- [Your task]:
Spot every line with the word "ylabel" and return it.

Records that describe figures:

+ + + + +

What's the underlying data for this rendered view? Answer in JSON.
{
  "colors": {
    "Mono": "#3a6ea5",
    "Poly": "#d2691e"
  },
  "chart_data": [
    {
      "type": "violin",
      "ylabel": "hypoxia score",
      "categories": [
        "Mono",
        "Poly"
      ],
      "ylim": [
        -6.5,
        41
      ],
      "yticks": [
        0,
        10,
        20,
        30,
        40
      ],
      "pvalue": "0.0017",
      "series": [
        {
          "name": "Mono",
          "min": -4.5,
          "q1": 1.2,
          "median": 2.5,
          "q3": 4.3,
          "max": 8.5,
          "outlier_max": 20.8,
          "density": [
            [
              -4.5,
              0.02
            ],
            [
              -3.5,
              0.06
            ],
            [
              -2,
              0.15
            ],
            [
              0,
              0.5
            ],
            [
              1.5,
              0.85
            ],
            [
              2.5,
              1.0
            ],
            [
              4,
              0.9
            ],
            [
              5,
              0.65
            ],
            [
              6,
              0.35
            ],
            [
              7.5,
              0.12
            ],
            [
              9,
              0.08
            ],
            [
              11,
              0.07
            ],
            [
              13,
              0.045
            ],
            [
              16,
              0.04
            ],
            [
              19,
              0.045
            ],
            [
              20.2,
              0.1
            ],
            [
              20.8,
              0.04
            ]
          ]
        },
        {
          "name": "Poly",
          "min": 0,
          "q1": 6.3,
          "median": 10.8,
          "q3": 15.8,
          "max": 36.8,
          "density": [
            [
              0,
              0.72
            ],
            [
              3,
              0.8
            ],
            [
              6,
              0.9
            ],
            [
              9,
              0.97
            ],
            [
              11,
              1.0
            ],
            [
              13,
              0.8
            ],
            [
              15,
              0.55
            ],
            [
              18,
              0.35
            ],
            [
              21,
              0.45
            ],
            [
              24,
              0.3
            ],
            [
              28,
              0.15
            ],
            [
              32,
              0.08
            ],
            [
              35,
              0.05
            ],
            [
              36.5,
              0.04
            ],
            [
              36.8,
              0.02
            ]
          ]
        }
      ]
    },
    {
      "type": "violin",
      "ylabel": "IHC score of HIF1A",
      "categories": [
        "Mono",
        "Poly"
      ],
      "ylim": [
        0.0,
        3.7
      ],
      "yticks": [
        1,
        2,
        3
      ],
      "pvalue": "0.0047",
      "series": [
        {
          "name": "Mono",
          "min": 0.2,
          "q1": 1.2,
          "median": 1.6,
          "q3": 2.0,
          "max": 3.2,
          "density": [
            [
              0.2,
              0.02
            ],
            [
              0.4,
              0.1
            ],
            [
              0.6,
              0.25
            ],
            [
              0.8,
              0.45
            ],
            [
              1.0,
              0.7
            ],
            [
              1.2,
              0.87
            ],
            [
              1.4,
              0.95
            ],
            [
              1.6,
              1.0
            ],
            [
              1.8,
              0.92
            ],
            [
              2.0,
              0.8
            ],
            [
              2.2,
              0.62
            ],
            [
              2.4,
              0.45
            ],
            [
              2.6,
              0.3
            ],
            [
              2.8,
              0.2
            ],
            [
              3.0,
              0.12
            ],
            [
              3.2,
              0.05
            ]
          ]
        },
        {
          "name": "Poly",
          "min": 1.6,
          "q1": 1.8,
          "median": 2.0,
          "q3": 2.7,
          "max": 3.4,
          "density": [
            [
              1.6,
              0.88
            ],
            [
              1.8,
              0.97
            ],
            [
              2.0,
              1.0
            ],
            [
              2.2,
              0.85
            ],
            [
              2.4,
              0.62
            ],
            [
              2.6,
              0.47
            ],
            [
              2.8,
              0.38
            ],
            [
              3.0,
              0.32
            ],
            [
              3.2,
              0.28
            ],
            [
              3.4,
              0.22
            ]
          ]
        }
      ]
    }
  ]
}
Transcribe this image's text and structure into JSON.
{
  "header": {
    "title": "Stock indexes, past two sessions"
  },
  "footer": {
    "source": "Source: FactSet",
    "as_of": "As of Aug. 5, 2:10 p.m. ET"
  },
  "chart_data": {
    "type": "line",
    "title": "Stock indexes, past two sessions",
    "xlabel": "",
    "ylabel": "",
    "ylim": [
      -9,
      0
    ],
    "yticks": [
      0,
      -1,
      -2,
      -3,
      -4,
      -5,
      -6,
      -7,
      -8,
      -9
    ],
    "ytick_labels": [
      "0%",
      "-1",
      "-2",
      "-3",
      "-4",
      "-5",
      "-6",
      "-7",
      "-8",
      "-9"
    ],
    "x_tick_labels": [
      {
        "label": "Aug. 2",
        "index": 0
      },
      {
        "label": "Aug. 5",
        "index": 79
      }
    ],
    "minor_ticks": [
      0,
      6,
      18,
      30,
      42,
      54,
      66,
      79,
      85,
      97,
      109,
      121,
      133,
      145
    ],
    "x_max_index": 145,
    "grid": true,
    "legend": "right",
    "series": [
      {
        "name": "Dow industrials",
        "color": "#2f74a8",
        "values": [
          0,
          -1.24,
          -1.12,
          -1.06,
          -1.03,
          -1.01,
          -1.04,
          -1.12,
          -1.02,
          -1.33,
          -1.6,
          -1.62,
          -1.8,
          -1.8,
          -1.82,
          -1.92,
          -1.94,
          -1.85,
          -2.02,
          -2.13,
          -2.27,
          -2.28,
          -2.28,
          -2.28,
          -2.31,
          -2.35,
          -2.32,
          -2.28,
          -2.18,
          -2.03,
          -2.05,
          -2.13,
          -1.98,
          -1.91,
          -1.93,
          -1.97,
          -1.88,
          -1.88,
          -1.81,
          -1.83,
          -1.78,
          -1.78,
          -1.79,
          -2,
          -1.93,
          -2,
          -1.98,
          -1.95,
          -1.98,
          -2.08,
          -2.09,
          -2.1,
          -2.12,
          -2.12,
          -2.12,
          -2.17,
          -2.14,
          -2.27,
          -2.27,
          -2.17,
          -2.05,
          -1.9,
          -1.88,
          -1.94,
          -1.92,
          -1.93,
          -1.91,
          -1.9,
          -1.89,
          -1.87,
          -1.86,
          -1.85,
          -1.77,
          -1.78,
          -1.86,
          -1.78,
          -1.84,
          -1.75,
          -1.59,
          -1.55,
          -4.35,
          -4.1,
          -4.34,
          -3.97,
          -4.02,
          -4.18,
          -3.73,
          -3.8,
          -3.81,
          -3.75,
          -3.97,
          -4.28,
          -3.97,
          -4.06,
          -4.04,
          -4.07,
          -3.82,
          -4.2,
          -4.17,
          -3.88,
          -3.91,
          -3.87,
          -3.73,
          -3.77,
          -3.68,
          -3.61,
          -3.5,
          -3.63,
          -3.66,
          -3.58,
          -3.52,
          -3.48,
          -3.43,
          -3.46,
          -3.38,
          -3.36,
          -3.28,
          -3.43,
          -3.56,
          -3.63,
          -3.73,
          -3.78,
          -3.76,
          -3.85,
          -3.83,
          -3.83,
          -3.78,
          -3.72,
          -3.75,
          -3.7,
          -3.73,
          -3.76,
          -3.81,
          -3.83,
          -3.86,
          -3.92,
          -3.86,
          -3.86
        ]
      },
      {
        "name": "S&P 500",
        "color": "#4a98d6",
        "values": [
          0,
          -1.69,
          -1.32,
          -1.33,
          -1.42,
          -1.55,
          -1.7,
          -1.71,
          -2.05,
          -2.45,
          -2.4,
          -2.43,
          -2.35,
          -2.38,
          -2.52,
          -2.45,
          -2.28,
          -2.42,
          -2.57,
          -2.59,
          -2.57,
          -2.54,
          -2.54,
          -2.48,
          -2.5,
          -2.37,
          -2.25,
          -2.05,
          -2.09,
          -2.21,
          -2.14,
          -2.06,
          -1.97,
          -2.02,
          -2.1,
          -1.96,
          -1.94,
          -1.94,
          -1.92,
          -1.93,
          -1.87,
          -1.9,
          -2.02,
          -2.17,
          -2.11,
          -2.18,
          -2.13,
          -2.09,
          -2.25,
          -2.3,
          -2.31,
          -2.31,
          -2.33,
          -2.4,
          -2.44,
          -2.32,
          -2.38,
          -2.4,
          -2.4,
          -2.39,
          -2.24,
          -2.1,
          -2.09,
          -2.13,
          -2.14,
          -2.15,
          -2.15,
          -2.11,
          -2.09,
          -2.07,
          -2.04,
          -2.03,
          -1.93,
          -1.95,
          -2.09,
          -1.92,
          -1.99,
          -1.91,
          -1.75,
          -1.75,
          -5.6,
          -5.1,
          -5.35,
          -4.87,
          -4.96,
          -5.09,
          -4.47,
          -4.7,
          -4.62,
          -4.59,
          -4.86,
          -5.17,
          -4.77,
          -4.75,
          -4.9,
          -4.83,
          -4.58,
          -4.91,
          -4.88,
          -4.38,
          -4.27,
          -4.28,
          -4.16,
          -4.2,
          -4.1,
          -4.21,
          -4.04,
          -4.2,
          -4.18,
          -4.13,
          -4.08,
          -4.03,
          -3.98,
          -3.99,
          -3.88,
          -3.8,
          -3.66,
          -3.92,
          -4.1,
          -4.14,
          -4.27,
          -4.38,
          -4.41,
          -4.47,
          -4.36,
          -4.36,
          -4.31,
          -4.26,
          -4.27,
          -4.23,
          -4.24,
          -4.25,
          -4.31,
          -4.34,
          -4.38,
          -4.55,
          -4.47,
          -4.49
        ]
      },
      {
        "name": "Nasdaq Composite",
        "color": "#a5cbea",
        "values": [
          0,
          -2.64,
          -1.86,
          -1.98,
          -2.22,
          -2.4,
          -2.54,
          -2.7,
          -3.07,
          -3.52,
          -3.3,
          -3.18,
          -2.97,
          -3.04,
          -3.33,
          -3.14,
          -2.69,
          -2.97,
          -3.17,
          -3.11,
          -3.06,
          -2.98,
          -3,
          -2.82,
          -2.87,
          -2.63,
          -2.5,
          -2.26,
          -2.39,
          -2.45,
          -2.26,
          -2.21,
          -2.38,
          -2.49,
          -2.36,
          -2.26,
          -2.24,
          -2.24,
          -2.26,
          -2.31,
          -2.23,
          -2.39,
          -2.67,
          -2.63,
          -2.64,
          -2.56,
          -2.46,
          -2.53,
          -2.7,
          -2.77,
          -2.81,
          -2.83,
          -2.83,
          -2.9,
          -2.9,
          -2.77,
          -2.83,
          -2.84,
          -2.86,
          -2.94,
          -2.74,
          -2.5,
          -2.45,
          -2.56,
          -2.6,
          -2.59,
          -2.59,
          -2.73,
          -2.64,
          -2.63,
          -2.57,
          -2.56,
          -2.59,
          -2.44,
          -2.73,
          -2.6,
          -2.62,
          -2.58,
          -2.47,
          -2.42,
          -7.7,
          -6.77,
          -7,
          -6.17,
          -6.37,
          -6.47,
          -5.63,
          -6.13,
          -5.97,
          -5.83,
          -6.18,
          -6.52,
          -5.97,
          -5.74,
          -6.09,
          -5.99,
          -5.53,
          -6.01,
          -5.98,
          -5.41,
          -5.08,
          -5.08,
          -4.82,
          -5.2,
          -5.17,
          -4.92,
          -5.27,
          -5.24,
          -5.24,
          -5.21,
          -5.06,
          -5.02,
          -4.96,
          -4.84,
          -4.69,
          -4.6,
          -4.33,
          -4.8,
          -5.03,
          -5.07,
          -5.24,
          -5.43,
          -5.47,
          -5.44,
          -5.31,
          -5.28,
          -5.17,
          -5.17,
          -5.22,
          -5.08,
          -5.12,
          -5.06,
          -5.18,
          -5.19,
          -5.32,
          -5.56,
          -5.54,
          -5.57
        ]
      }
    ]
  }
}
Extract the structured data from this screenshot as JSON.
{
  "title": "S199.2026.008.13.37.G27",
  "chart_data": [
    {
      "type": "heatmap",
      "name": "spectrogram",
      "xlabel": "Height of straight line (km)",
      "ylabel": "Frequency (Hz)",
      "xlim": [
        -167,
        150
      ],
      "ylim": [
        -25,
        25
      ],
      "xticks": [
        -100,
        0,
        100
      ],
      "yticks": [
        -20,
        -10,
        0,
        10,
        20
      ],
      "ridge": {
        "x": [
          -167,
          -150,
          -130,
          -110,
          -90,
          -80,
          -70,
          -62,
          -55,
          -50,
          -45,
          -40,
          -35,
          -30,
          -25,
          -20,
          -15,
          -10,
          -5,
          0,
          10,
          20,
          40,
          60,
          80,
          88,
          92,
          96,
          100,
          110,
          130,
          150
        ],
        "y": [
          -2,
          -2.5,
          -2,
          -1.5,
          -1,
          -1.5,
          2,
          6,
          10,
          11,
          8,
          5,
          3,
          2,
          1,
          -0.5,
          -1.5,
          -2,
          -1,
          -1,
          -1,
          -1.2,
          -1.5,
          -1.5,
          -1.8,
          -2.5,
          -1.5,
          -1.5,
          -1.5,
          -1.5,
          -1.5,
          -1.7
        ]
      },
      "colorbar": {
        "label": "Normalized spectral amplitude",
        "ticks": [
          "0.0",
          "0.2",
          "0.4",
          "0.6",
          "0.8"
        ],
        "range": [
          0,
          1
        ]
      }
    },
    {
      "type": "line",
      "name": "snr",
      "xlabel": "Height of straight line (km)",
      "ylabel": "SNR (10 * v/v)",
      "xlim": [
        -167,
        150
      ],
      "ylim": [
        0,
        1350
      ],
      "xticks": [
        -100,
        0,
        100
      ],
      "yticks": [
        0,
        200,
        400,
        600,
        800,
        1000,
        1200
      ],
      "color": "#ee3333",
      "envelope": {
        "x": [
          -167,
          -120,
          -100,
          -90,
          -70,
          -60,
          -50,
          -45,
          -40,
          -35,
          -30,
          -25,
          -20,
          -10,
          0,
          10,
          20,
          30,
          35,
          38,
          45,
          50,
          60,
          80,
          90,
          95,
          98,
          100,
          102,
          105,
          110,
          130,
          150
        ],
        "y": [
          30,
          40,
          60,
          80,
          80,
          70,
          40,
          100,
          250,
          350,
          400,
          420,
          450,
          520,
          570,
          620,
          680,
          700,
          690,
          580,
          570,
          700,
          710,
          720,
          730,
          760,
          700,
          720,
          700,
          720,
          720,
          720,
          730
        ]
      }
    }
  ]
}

+ + + + +

- [Full response]:
      "ylabel": "hypoxia score",
      "ylabel": "IHC score of HIF1A",
    "ylabel": "",
      "ylabel": "Frequency (Hz)",
      "ylabel": "SNR (10 * v/v)",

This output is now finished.